■ **Requirements**: Restate the whole of the material. Keep every word, and drop the pictures.

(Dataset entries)
——————————
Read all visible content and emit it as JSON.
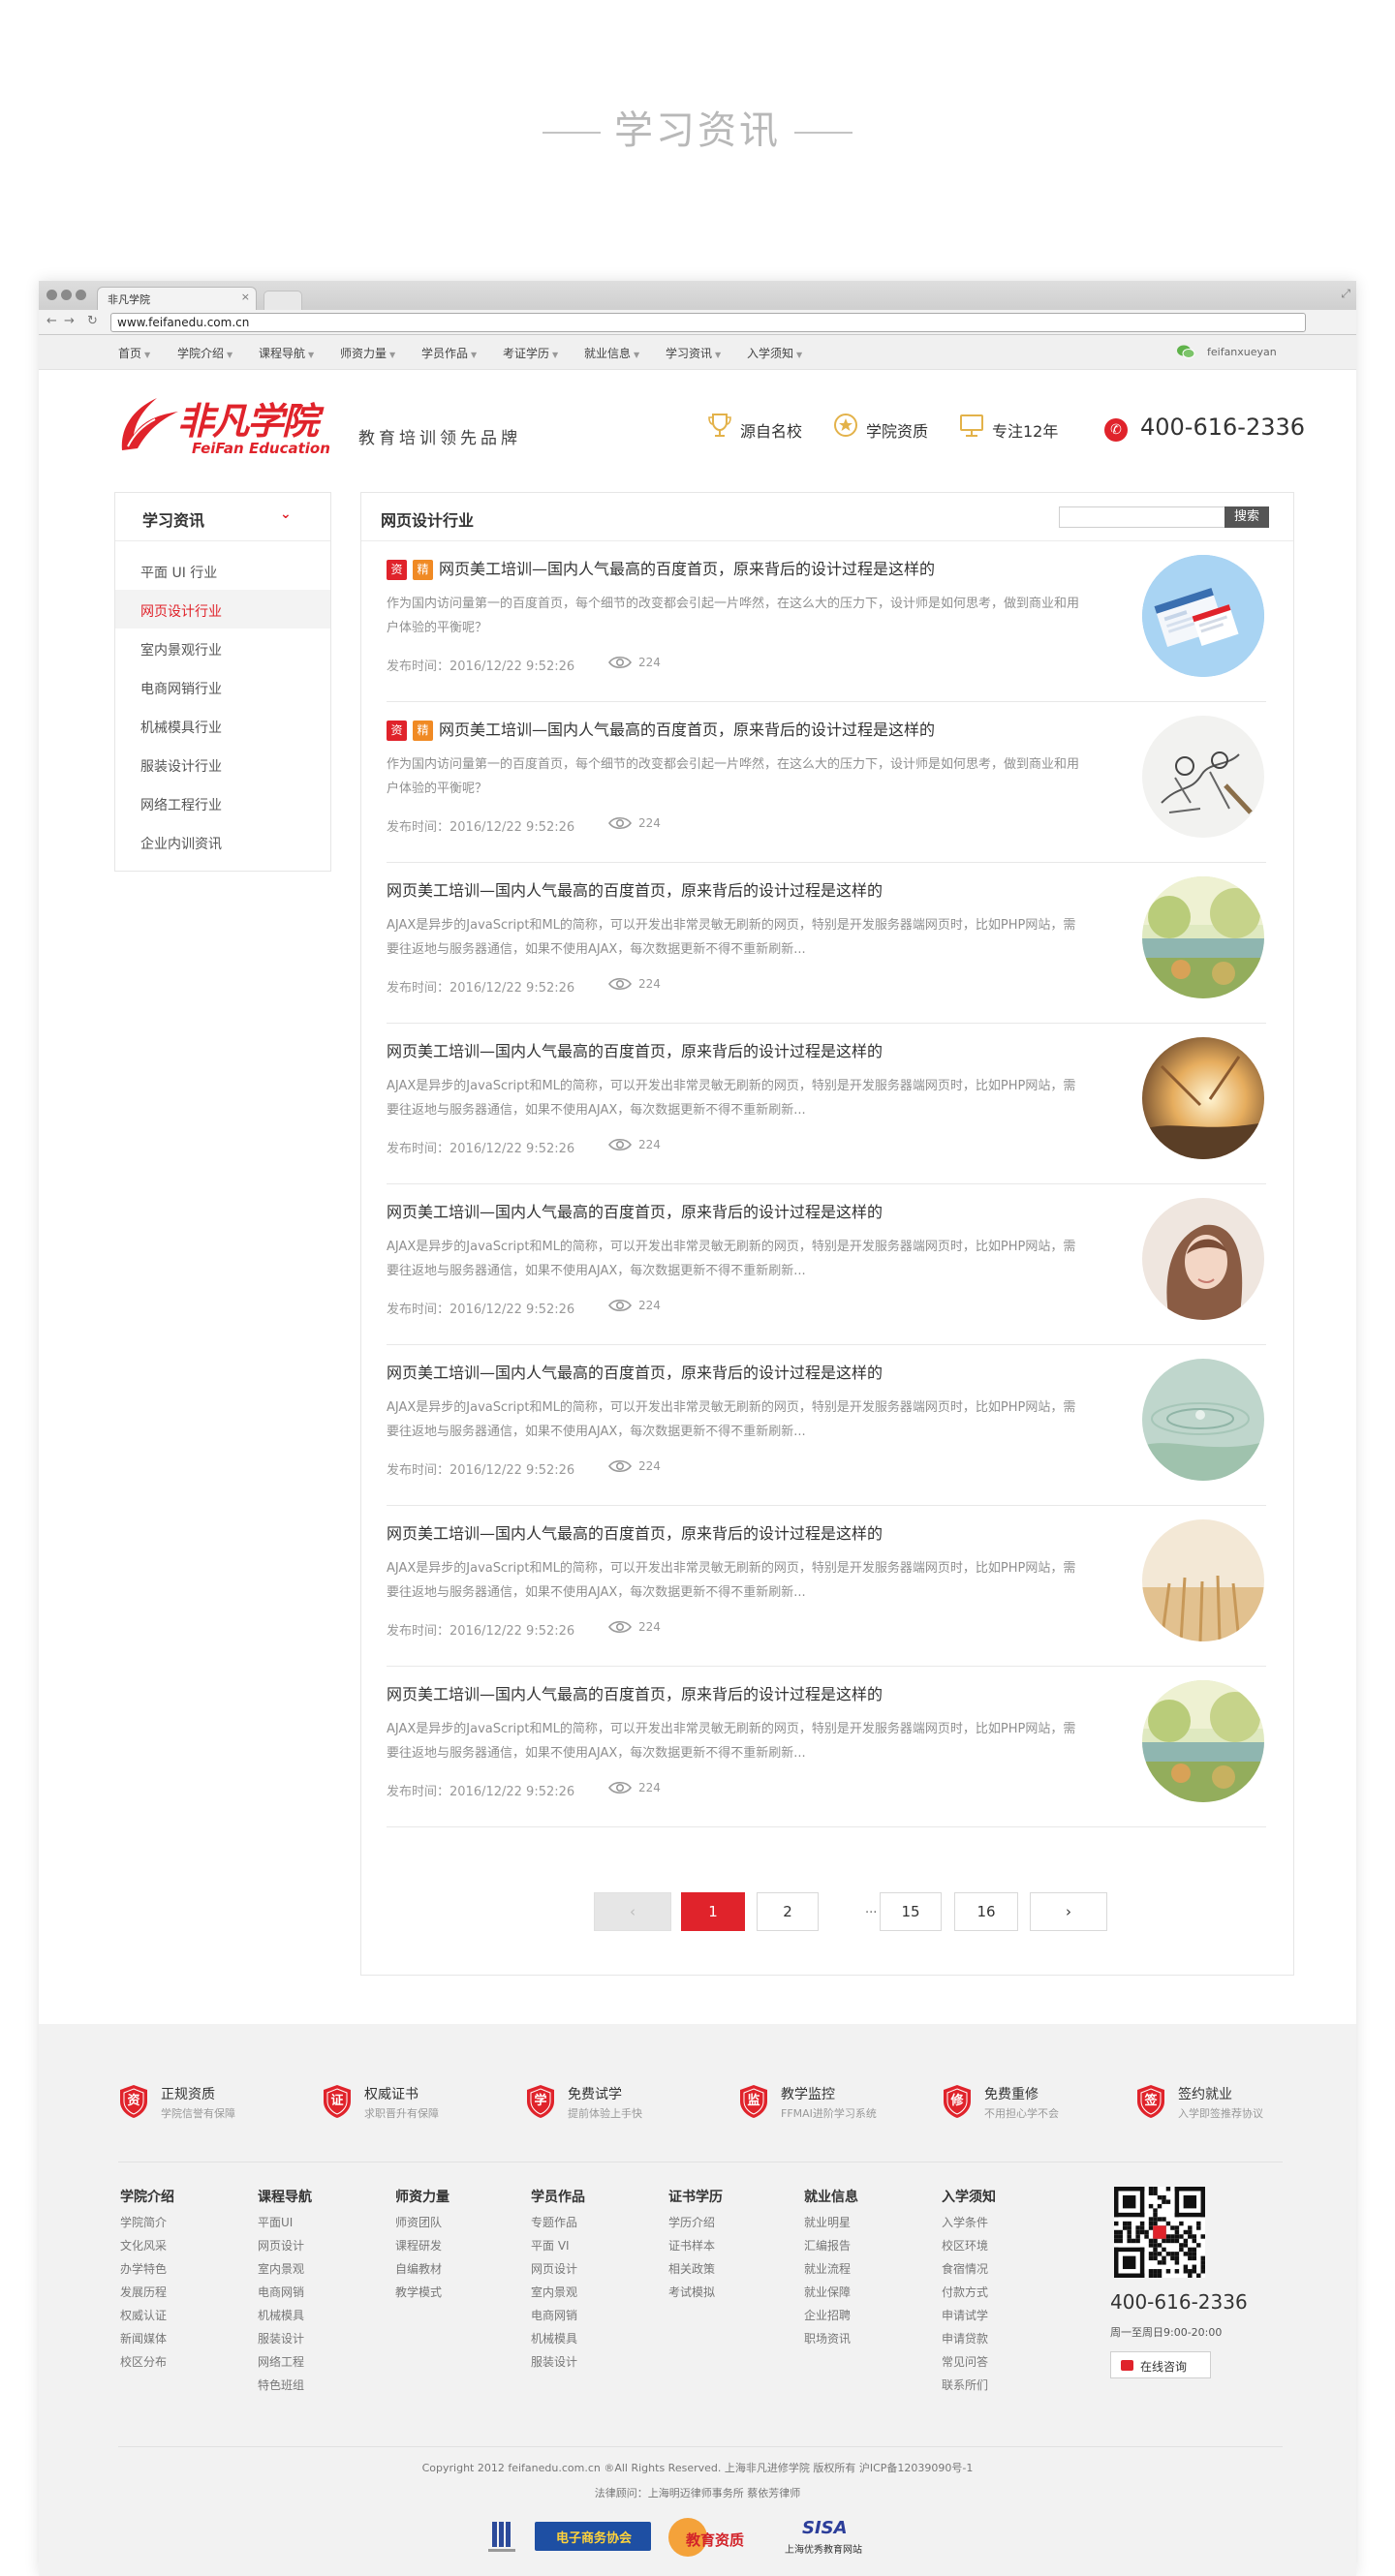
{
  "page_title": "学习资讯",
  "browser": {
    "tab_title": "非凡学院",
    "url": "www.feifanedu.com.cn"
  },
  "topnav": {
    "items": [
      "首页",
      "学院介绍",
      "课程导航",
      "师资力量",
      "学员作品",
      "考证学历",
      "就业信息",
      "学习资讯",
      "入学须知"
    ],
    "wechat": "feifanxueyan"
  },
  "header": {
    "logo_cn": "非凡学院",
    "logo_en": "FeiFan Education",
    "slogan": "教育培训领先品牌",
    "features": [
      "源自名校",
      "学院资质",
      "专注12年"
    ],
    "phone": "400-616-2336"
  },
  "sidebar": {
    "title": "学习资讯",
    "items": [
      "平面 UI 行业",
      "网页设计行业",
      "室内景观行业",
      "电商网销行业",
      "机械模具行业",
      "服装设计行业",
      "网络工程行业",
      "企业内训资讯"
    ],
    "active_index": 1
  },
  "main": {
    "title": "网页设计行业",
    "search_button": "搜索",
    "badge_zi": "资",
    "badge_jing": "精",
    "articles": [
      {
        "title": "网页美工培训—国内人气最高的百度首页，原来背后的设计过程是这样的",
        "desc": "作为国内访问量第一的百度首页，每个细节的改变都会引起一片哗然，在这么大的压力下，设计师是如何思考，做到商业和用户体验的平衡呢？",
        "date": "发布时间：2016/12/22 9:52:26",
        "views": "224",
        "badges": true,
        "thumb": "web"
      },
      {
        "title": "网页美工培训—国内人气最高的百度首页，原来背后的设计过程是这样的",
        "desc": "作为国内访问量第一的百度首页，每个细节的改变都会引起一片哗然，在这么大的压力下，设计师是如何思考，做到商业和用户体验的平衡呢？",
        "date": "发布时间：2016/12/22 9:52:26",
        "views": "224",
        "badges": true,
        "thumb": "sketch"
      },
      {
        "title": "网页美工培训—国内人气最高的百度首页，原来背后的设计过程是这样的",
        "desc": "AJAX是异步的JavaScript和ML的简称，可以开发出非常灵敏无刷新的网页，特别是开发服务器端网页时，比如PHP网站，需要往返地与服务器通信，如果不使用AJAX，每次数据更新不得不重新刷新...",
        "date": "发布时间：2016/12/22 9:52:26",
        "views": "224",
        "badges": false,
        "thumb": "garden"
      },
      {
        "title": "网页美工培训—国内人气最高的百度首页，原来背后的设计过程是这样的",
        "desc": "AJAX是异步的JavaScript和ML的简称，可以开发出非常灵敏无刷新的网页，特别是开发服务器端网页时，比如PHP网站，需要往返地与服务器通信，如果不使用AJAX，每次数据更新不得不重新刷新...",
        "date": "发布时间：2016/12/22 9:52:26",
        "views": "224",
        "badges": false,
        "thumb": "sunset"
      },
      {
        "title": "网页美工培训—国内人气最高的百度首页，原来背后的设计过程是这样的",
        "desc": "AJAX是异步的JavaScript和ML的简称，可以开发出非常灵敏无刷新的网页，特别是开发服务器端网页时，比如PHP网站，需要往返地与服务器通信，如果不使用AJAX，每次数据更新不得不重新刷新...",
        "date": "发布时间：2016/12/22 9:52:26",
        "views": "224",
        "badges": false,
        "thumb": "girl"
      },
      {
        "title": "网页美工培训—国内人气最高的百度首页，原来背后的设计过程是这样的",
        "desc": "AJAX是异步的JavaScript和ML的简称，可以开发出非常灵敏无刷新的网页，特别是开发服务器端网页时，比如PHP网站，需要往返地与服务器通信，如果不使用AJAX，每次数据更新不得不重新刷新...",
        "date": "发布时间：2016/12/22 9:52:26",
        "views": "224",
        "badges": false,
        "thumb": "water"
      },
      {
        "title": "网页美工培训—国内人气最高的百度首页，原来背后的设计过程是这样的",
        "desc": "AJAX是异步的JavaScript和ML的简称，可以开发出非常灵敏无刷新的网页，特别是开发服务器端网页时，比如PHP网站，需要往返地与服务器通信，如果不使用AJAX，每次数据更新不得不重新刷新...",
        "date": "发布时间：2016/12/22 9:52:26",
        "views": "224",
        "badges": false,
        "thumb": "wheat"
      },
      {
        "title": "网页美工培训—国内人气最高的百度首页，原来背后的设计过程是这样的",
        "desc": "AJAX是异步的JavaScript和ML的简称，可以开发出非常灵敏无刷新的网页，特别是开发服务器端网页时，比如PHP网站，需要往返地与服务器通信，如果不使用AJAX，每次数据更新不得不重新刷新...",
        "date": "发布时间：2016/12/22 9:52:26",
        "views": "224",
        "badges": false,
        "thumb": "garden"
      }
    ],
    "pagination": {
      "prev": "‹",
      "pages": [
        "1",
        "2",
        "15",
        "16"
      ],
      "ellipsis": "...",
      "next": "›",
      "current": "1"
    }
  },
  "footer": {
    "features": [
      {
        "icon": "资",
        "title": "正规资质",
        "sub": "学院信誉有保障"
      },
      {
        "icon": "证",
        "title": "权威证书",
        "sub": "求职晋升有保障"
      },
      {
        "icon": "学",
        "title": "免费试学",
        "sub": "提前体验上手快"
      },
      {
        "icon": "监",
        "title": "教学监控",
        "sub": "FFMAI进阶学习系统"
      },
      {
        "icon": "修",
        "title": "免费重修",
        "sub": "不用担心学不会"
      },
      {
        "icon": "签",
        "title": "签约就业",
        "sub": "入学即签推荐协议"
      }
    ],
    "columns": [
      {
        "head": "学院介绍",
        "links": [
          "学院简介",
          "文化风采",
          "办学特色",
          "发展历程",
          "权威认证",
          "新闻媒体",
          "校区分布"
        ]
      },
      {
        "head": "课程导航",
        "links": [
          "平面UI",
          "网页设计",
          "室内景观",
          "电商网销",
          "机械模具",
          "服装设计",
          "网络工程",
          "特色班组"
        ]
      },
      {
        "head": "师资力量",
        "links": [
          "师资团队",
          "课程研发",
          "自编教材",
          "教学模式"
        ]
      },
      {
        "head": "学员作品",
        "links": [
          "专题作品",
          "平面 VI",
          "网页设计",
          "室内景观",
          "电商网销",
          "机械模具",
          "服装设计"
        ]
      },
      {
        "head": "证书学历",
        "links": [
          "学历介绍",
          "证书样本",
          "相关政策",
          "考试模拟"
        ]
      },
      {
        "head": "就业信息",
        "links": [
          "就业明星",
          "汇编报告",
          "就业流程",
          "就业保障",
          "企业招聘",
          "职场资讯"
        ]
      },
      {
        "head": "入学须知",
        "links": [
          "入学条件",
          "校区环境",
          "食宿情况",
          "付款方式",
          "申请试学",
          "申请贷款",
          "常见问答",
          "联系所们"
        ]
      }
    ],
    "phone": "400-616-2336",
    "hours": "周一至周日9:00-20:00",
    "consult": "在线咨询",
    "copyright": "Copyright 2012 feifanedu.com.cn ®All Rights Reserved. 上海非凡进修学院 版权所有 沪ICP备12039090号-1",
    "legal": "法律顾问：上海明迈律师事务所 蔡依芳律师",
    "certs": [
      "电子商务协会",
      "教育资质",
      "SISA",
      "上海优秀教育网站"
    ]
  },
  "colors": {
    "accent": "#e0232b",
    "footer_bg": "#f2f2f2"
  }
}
——————————
■ **Solution**:
Read all visible content and emit it as JSON.
{
  "page_title": "学习资讯",
  "browser": {
    "tab_title": "非凡学院",
    "url": "www.feifanedu.com.cn"
  },
  "topnav": {
    "items": [
      "首页",
      "学院介绍",
      "课程导航",
      "师资力量",
      "学员作品",
      "考证学历",
      "就业信息",
      "学习资讯",
      "入学须知"
    ],
    "wechat": "feifanxueyan"
  },
  "header": {
    "logo_cn": "非凡学院",
    "logo_en": "FeiFan Education",
    "slogan": "教育培训领先品牌",
    "features": [
      "源自名校",
      "学院资质",
      "专注12年"
    ],
    "phone": "400-616-2336"
  },
  "sidebar": {
    "title": "学习资讯",
    "items": [
      "平面 UI 行业",
      "网页设计行业",
      "室内景观行业",
      "电商网销行业",
      "机械模具行业",
      "服装设计行业",
      "网络工程行业",
      "企业内训资讯"
    ],
    "active_index": 1
  },
  "main": {
    "title": "网页设计行业",
    "search_button": "搜索",
    "badge_zi": "资",
    "badge_jing": "精",
    "articles": [
      {
        "title": "网页美工培训—国内人气最高的百度首页，原来背后的设计过程是这样的",
        "desc": "作为国内访问量第一的百度首页，每个细节的改变都会引起一片哗然，在这么大的压力下，设计师是如何思考，做到商业和用户体验的平衡呢？",
        "date": "发布时间：2016/12/22 9:52:26",
        "views": "224",
        "badges": true,
        "thumb": "web"
      },
      {
        "title": "网页美工培训—国内人气最高的百度首页，原来背后的设计过程是这样的",
        "desc": "作为国内访问量第一的百度首页，每个细节的改变都会引起一片哗然，在这么大的压力下，设计师是如何思考，做到商业和用户体验的平衡呢？",
        "date": "发布时间：2016/12/22 9:52:26",
        "views": "224",
        "badges": true,
        "thumb": "sketch"
      },
      {
        "title": "网页美工培训—国内人气最高的百度首页，原来背后的设计过程是这样的",
        "desc": "AJAX是异步的JavaScript和ML的简称，可以开发出非常灵敏无刷新的网页，特别是开发服务器端网页时，比如PHP网站，需要往返地与服务器通信，如果不使用AJAX，每次数据更新不得不重新刷新...",
        "date": "发布时间：2016/12/22 9:52:26",
        "views": "224",
        "badges": false,
        "thumb": "garden"
      },
      {
        "title": "网页美工培训—国内人气最高的百度首页，原来背后的设计过程是这样的",
        "desc": "AJAX是异步的JavaScript和ML的简称，可以开发出非常灵敏无刷新的网页，特别是开发服务器端网页时，比如PHP网站，需要往返地与服务器通信，如果不使用AJAX，每次数据更新不得不重新刷新...",
        "date": "发布时间：2016/12/22 9:52:26",
        "views": "224",
        "badges": false,
        "thumb": "sunset"
      },
      {
        "title": "网页美工培训—国内人气最高的百度首页，原来背后的设计过程是这样的",
        "desc": "AJAX是异步的JavaScript和ML的简称，可以开发出非常灵敏无刷新的网页，特别是开发服务器端网页时，比如PHP网站，需要往返地与服务器通信，如果不使用AJAX，每次数据更新不得不重新刷新...",
        "date": "发布时间：2016/12/22 9:52:26",
        "views": "224",
        "badges": false,
        "thumb": "girl"
      },
      {
        "title": "网页美工培训—国内人气最高的百度首页，原来背后的设计过程是这样的",
        "desc": "AJAX是异步的JavaScript和ML的简称，可以开发出非常灵敏无刷新的网页，特别是开发服务器端网页时，比如PHP网站，需要往返地与服务器通信，如果不使用AJAX，每次数据更新不得不重新刷新...",
        "date": "发布时间：2016/12/22 9:52:26",
        "views": "224",
        "badges": false,
        "thumb": "water"
      },
      {
        "title": "网页美工培训—国内人气最高的百度首页，原来背后的设计过程是这样的",
        "desc": "AJAX是异步的JavaScript和ML的简称，可以开发出非常灵敏无刷新的网页，特别是开发服务器端网页时，比如PHP网站，需要往返地与服务器通信，如果不使用AJAX，每次数据更新不得不重新刷新...",
        "date": "发布时间：2016/12/22 9:52:26",
        "views": "224",
        "badges": false,
        "thumb": "wheat"
      },
      {
        "title": "网页美工培训—国内人气最高的百度首页，原来背后的设计过程是这样的",
        "desc": "AJAX是异步的JavaScript和ML的简称，可以开发出非常灵敏无刷新的网页，特别是开发服务器端网页时，比如PHP网站，需要往返地与服务器通信，如果不使用AJAX，每次数据更新不得不重新刷新...",
        "date": "发布时间：2016/12/22 9:52:26",
        "views": "224",
        "badges": false,
        "thumb": "garden"
      }
    ],
    "pagination": {
      "prev": "‹",
      "pages": [
        "1",
        "2",
        "15",
        "16"
      ],
      "ellipsis": "...",
      "next": "›",
      "current": "1"
    }
  },
  "footer": {
    "features": [
      {
        "icon": "资",
        "title": "正规资质",
        "sub": "学院信誉有保障"
      },
      {
        "icon": "证",
        "title": "权威证书",
        "sub": "求职晋升有保障"
      },
      {
        "icon": "学",
        "title": "免费试学",
        "sub": "提前体验上手快"
      },
      {
        "icon": "监",
        "title": "教学监控",
        "sub": "FFMAI进阶学习系统"
      },
      {
        "icon": "修",
        "title": "免费重修",
        "sub": "不用担心学不会"
      },
      {
        "icon": "签",
        "title": "签约就业",
        "sub": "入学即签推荐协议"
      }
    ],
    "columns": [
      {
        "head": "学院介绍",
        "links": [
          "学院简介",
          "文化风采",
          "办学特色",
          "发展历程",
          "权威认证",
          "新闻媒体",
          "校区分布"
        ]
      },
      {
        "head": "课程导航",
        "links": [
          "平面UI",
          "网页设计",
          "室内景观",
          "电商网销",
          "机械模具",
          "服装设计",
          "网络工程",
          "特色班组"
        ]
      },
      {
        "head": "师资力量",
        "links": [
          "师资团队",
          "课程研发",
          "自编教材",
          "教学模式"
        ]
      },
      {
        "head": "学员作品",
        "links": [
          "专题作品",
          "平面 VI",
          "网页设计",
          "室内景观",
          "电商网销",
          "机械模具",
          "服装设计"
        ]
      },
      {
        "head": "证书学历",
        "links": [
          "学历介绍",
          "证书样本",
          "相关政策",
          "考试模拟"
        ]
      },
      {
        "head": "就业信息",
        "links": [
          "就业明星",
          "汇编报告",
          "就业流程",
          "就业保障",
          "企业招聘",
          "职场资讯"
        ]
      },
      {
        "head": "入学须知",
        "links": [
          "入学条件",
          "校区环境",
          "食宿情况",
          "付款方式",
          "申请试学",
          "申请贷款",
          "常见问答",
          "联系所们"
        ]
      }
    ],
    "phone": "400-616-2336",
    "hours": "周一至周日9:00-20:00",
    "consult": "在线咨询",
    "copyright": "Copyright 2012 feifanedu.com.cn ®All Rights Reserved. 上海非凡进修学院 版权所有 沪ICP备12039090号-1",
    "legal": "法律顾问：上海明迈律师事务所 蔡依芳律师",
    "certs": [
      "电子商务协会",
      "教育资质",
      "SISA",
      "上海优秀教育网站"
    ]
  },
  "colors": {
    "accent": "#e0232b",
    "footer_bg": "#f2f2f2"
  }
}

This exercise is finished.